» THE RECORDS

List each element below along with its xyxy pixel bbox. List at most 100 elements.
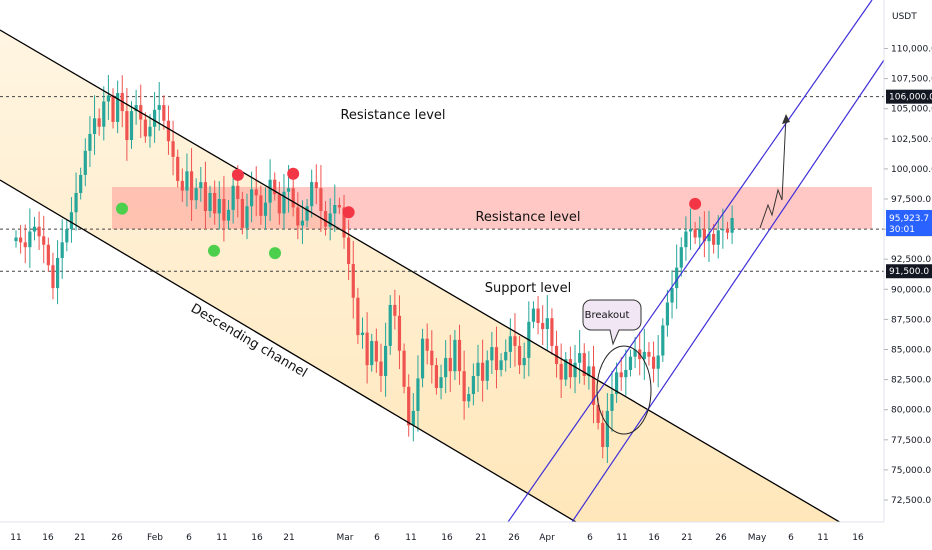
candle: [619, 357, 623, 391]
candle: [37, 211, 41, 250]
candle: [171, 120, 175, 176]
candle: [60, 219, 64, 279]
candle: [291, 178, 295, 217]
x-tick-label: 11: [616, 533, 627, 543]
candle: [481, 339, 485, 402]
candle: [74, 172, 78, 231]
candle: [310, 169, 314, 218]
candle: [55, 240, 60, 305]
candle: [337, 197, 341, 214]
candle: [499, 353, 503, 377]
candle: [273, 172, 277, 201]
x-tick-label: 26: [111, 533, 123, 543]
channel-lower-line[interactable]: [0, 179, 577, 522]
candle: [208, 185, 212, 218]
candle: [153, 92, 157, 143]
candle: [633, 336, 637, 368]
channel-upper-line[interactable]: [0, 29, 884, 548]
x-tick-label: 16: [852, 533, 864, 543]
candle: [83, 138, 87, 187]
candle: [554, 330, 559, 378]
candle: [148, 114, 152, 148]
price-level-tag: 91,500.0: [886, 264, 932, 279]
x-tick-label: 11: [405, 533, 416, 543]
x-tick-label: 21: [681, 533, 692, 543]
candle: [102, 86, 106, 141]
y-tick-label: 87,500.0: [891, 315, 931, 325]
candle: [670, 270, 674, 319]
time-axis-bg: [0, 522, 884, 550]
candle: [610, 370, 614, 432]
candle: [517, 336, 522, 375]
candle: [490, 331, 494, 374]
x-tick-label: 6: [587, 533, 593, 543]
candle: [92, 95, 97, 155]
candle: [439, 364, 443, 400]
candle: [319, 165, 323, 232]
candle: [624, 349, 628, 396]
candle: [328, 198, 332, 241]
candle: [647, 342, 651, 366]
candle: [476, 344, 480, 393]
channel-fill: [0, 30, 884, 522]
y-tick-label: 72,500.0: [891, 496, 931, 506]
resistance-label-top: Resistance level: [340, 108, 445, 123]
projection-arrowhead: [782, 114, 790, 124]
x-tick-label: 21: [74, 533, 85, 543]
x-tick-label: 11: [817, 533, 828, 543]
candle: [582, 343, 586, 385]
rising-channel-lower-line[interactable]: [571, 59, 884, 522]
candle: [721, 208, 725, 249]
candle: [434, 357, 439, 395]
candle: [573, 344, 577, 394]
candle: [111, 88, 115, 129]
candle: [143, 112, 147, 143]
candle: [393, 289, 397, 330]
candle: [568, 346, 572, 389]
candle: [688, 208, 693, 250]
candle: [263, 187, 268, 230]
candle: [665, 290, 670, 337]
y-tick-label: 90,000.0: [891, 285, 931, 295]
candle: [564, 351, 568, 387]
candle: [541, 305, 545, 346]
candle: [180, 168, 184, 202]
candle: [185, 153, 189, 207]
candle: [277, 181, 281, 225]
candle: [42, 215, 46, 264]
candle: [712, 224, 716, 254]
candle: [448, 334, 452, 392]
candle: [684, 216, 688, 261]
candle: [365, 312, 369, 384]
svg-text:106,000.0: 106,000.0: [889, 93, 932, 103]
x-tick-label: 16: [251, 533, 263, 543]
resistance-label-zone: Resistance level: [475, 210, 580, 225]
candle: [531, 301, 536, 329]
candle: [226, 199, 231, 230]
time-axis[interactable]: 11 16 21 26 Feb 6 11 16 21 Mar 6 11 16 21 26 Apr 6 11 16 21…: [10, 533, 864, 543]
x-tick-label: Apr: [539, 533, 555, 543]
candle: [14, 230, 18, 248]
candle: [28, 208, 32, 268]
candle: [444, 340, 448, 394]
candle: [254, 166, 258, 217]
red-marker: [287, 167, 300, 180]
green-marker: [116, 202, 128, 215]
candle: [374, 328, 378, 373]
candle: [69, 197, 74, 243]
breakout-callout: [582, 299, 642, 346]
candle: [411, 393, 415, 442]
candle: [536, 296, 540, 335]
candle: [628, 349, 633, 377]
rising-channel-upper-line[interactable]: [507, 0, 873, 522]
candle: [240, 191, 244, 235]
breakout-ellipse: [596, 345, 652, 435]
x-tick-label: 26: [715, 533, 727, 543]
candle: [217, 181, 221, 230]
x-tick-label: 21: [283, 533, 294, 543]
candle: [462, 350, 466, 420]
y-tick-label: 75,000.0: [891, 466, 931, 476]
candle: [199, 166, 203, 202]
candle: [166, 105, 171, 155]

» YOUR INSTRUCTIONS
Report how many rows of the listing above include the string "line", and give only that number.

» COMPLETE RESPONSE
4